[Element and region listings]
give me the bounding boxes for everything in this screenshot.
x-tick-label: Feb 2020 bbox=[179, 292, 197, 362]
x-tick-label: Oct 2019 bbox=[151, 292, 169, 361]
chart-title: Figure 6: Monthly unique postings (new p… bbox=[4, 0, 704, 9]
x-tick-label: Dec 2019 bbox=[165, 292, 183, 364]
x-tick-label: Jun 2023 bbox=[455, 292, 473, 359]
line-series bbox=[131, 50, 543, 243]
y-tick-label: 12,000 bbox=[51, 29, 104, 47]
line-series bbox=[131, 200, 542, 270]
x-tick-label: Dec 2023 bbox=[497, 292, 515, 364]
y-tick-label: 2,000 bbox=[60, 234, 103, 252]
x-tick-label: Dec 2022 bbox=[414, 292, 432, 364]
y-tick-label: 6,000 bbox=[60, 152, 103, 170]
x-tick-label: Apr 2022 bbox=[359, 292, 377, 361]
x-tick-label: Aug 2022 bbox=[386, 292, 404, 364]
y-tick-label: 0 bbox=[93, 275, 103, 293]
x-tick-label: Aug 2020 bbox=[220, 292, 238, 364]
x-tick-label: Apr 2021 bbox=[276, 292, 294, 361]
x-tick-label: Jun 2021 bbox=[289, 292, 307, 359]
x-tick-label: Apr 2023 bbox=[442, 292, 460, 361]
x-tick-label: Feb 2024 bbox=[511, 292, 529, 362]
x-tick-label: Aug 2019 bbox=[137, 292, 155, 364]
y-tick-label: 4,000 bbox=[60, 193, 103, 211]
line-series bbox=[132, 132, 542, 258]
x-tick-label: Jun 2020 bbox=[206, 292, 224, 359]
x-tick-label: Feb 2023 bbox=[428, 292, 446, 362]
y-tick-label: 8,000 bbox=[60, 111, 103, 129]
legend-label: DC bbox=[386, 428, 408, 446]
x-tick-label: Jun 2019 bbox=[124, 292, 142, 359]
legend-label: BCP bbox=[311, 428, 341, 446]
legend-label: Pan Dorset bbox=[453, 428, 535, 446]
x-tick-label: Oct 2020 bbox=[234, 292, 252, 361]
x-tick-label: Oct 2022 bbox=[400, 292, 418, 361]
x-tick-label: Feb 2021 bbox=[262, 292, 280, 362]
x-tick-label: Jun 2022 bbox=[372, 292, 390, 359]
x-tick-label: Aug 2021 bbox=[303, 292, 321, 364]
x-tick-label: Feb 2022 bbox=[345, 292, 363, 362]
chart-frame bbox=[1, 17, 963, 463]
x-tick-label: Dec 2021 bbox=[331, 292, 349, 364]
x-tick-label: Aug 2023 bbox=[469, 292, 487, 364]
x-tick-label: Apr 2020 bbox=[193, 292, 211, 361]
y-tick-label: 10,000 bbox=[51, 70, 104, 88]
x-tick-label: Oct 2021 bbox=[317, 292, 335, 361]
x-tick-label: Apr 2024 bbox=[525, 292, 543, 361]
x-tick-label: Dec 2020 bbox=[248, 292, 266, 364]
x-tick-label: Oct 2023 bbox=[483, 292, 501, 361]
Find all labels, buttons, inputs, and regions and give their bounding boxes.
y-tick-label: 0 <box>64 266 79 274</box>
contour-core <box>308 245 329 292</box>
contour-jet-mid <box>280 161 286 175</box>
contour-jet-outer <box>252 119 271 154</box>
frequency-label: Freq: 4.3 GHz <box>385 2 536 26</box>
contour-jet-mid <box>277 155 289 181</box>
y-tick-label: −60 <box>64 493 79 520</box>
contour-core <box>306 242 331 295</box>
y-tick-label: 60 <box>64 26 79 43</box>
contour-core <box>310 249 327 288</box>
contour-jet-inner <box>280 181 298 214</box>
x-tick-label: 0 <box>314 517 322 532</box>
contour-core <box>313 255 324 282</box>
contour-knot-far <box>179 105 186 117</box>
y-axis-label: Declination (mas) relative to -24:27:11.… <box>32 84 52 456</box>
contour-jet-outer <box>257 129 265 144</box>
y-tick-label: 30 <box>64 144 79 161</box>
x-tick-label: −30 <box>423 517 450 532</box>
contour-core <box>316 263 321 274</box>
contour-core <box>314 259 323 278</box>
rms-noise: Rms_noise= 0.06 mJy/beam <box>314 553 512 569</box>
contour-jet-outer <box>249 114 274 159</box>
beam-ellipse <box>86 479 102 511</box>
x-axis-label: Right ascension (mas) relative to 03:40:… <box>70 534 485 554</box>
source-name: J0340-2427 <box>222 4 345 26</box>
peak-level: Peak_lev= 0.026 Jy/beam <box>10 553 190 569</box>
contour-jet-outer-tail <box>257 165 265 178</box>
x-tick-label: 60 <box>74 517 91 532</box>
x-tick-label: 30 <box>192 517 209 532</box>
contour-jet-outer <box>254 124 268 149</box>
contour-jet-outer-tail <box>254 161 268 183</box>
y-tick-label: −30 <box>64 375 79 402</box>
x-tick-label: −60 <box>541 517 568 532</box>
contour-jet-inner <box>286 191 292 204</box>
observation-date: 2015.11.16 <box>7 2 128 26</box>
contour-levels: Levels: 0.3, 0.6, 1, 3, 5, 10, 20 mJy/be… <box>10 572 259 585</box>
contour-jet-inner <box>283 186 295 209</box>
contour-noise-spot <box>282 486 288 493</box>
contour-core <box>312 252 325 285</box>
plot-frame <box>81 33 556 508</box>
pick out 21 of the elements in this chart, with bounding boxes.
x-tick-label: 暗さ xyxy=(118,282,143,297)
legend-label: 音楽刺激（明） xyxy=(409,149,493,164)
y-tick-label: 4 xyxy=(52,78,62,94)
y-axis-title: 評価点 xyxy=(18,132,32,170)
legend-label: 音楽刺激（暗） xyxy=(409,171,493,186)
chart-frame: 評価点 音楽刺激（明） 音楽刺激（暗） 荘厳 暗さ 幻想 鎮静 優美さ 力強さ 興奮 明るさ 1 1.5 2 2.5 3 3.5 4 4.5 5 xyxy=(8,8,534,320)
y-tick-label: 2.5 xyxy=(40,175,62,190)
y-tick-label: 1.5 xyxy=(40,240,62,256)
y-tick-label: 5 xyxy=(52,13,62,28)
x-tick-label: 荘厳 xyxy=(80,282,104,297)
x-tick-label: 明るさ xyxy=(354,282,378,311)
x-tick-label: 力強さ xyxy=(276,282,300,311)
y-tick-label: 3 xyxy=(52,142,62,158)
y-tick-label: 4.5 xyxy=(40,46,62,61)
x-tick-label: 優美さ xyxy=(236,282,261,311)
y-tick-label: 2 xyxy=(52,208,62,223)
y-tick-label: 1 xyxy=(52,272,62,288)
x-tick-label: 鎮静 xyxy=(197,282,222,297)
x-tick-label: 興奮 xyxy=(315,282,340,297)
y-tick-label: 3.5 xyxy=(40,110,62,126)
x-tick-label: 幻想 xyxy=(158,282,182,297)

[Task statement]
Pull every line from each listing above and reproduce it character for character.

[Complete output]
give me the bounding boxes for everything in this screenshot.
x-tick-label: Feb 2020 bbox=[179, 292, 197, 362]
x-tick-label: Oct 2019 bbox=[151, 292, 169, 361]
chart-title: Figure 6: Monthly unique postings (new p… bbox=[4, 0, 704, 9]
x-tick-label: Dec 2019 bbox=[165, 292, 183, 364]
x-tick-label: Jun 2023 bbox=[455, 292, 473, 359]
line-series bbox=[131, 50, 543, 243]
y-tick-label: 12,000 bbox=[51, 29, 104, 47]
line-series bbox=[131, 200, 542, 270]
x-tick-label: Dec 2023 bbox=[497, 292, 515, 364]
y-tick-label: 2,000 bbox=[60, 234, 103, 252]
x-tick-label: Dec 2022 bbox=[414, 292, 432, 364]
y-tick-label: 6,000 bbox=[60, 152, 103, 170]
x-tick-label: Apr 2022 bbox=[359, 292, 377, 361]
x-tick-label: Aug 2022 bbox=[386, 292, 404, 364]
y-tick-label: 0 bbox=[93, 275, 103, 293]
x-tick-label: Aug 2020 bbox=[220, 292, 238, 364]
x-tick-label: Apr 2021 bbox=[276, 292, 294, 361]
x-tick-label: Jun 2021 bbox=[289, 292, 307, 359]
x-tick-label: Apr 2023 bbox=[442, 292, 460, 361]
x-tick-label: Feb 2024 bbox=[511, 292, 529, 362]
x-tick-label: Aug 2019 bbox=[137, 292, 155, 364]
y-tick-label: 4,000 bbox=[60, 193, 103, 211]
line-series bbox=[132, 132, 542, 258]
x-tick-label: Jun 2020 bbox=[206, 292, 224, 359]
x-tick-label: Feb 2023 bbox=[428, 292, 446, 362]
y-tick-label: 8,000 bbox=[60, 111, 103, 129]
legend-label: DC bbox=[386, 428, 408, 446]
x-tick-label: Jun 2019 bbox=[124, 292, 142, 359]
legend-label: BCP bbox=[311, 428, 341, 446]
legend-label: Pan Dorset bbox=[453, 428, 535, 446]
x-tick-label: Oct 2020 bbox=[234, 292, 252, 361]
x-tick-label: Oct 2022 bbox=[400, 292, 418, 361]
x-tick-label: Feb 2021 bbox=[262, 292, 280, 362]
x-tick-label: Jun 2022 bbox=[372, 292, 390, 359]
x-tick-label: Aug 2021 bbox=[303, 292, 321, 364]
x-tick-label: Feb 2022 bbox=[345, 292, 363, 362]
chart-frame bbox=[1, 17, 963, 463]
x-tick-label: Dec 2021 bbox=[331, 292, 349, 364]
x-tick-label: Aug 2023 bbox=[469, 292, 487, 364]
x-tick-label: Apr 2020 bbox=[193, 292, 211, 361]
y-tick-label: 10,000 bbox=[51, 70, 104, 88]
x-tick-label: Oct 2021 bbox=[317, 292, 335, 361]
x-tick-label: Apr 2024 bbox=[525, 292, 543, 361]
x-tick-label: Dec 2020 bbox=[248, 292, 266, 364]
x-tick-label: Oct 2023 bbox=[483, 292, 501, 361]
Find all labels, buttons, inputs, and regions and give their bounding boxes.
y-tick-label: 0 <box>64 266 79 274</box>
contour-core <box>308 245 329 292</box>
contour-jet-mid <box>280 161 286 175</box>
contour-jet-outer <box>252 119 271 154</box>
frequency-label: Freq: 4.3 GHz <box>385 2 536 26</box>
contour-jet-mid <box>277 155 289 181</box>
y-tick-label: −60 <box>64 493 79 520</box>
contour-core <box>306 242 331 295</box>
y-tick-label: 60 <box>64 26 79 43</box>
contour-core <box>310 249 327 288</box>
contour-jet-inner <box>280 181 298 214</box>
x-tick-label: 0 <box>314 517 322 532</box>
contour-core <box>313 255 324 282</box>
contour-knot-far <box>179 105 186 117</box>
y-axis-label: Declination (mas) relative to -24:27:11.… <box>32 84 52 456</box>
contour-jet-outer <box>257 129 265 144</box>
y-tick-label: 30 <box>64 144 79 161</box>
x-tick-label: −30 <box>423 517 450 532</box>
contour-core <box>316 263 321 274</box>
contour-core <box>314 259 323 278</box>
rms-noise: Rms_noise= 0.06 mJy/beam <box>314 553 512 569</box>
contour-jet-outer <box>249 114 274 159</box>
beam-ellipse <box>86 479 102 511</box>
x-axis-label: Right ascension (mas) relative to 03:40:… <box>70 534 485 554</box>
source-name: J0340-2427 <box>222 4 345 26</box>
peak-level: Peak_lev= 0.026 Jy/beam <box>10 553 190 569</box>
contour-jet-outer-tail <box>257 165 265 178</box>
x-tick-label: 60 <box>74 517 91 532</box>
x-tick-label: 30 <box>192 517 209 532</box>
contour-jet-outer <box>254 124 268 149</box>
contour-jet-outer-tail <box>254 161 268 183</box>
y-tick-label: −30 <box>64 375 79 402</box>
x-tick-label: −60 <box>541 517 568 532</box>
contour-jet-inner <box>286 191 292 204</box>
observation-date: 2015.11.16 <box>7 2 128 26</box>
contour-levels: Levels: 0.3, 0.6, 1, 3, 5, 10, 20 mJy/be… <box>10 572 259 585</box>
contour-jet-inner <box>283 186 295 209</box>
contour-noise-spot <box>282 486 288 493</box>
contour-core <box>312 252 325 285</box>
plot-frame <box>81 33 556 508</box>
pick out 21 of the elements in this chart, with bounding boxes.
x-tick-label: 暗さ xyxy=(118,282,143,297)
legend-label: 音楽刺激（明） xyxy=(409,149,493,164)
y-tick-label: 4 xyxy=(52,78,62,94)
y-axis-title: 評価点 xyxy=(18,132,32,170)
legend-label: 音楽刺激（暗） xyxy=(409,171,493,186)
chart-frame: 評価点 音楽刺激（明） 音楽刺激（暗） 荘厳 暗さ 幻想 鎮静 優美さ 力強さ 興奮 明るさ 1 1.5 2 2.5 3 3.5 4 4.5 5 xyxy=(8,8,534,320)
y-tick-label: 2.5 xyxy=(40,175,62,190)
y-tick-label: 1.5 xyxy=(40,240,62,256)
y-tick-label: 5 xyxy=(52,13,62,28)
x-tick-label: 荘厳 xyxy=(80,282,104,297)
x-tick-label: 明るさ xyxy=(354,282,378,311)
x-tick-label: 力強さ xyxy=(276,282,300,311)
y-tick-label: 3 xyxy=(52,142,62,158)
y-tick-label: 4.5 xyxy=(40,46,62,61)
x-tick-label: 優美さ xyxy=(236,282,261,311)
y-tick-label: 2 xyxy=(52,208,62,223)
y-tick-label: 1 xyxy=(52,272,62,288)
x-tick-label: 鎮静 xyxy=(197,282,222,297)
x-tick-label: 興奮 xyxy=(315,282,340,297)
y-tick-label: 3.5 xyxy=(40,110,62,126)
x-tick-label: 幻想 xyxy=(158,282,182,297)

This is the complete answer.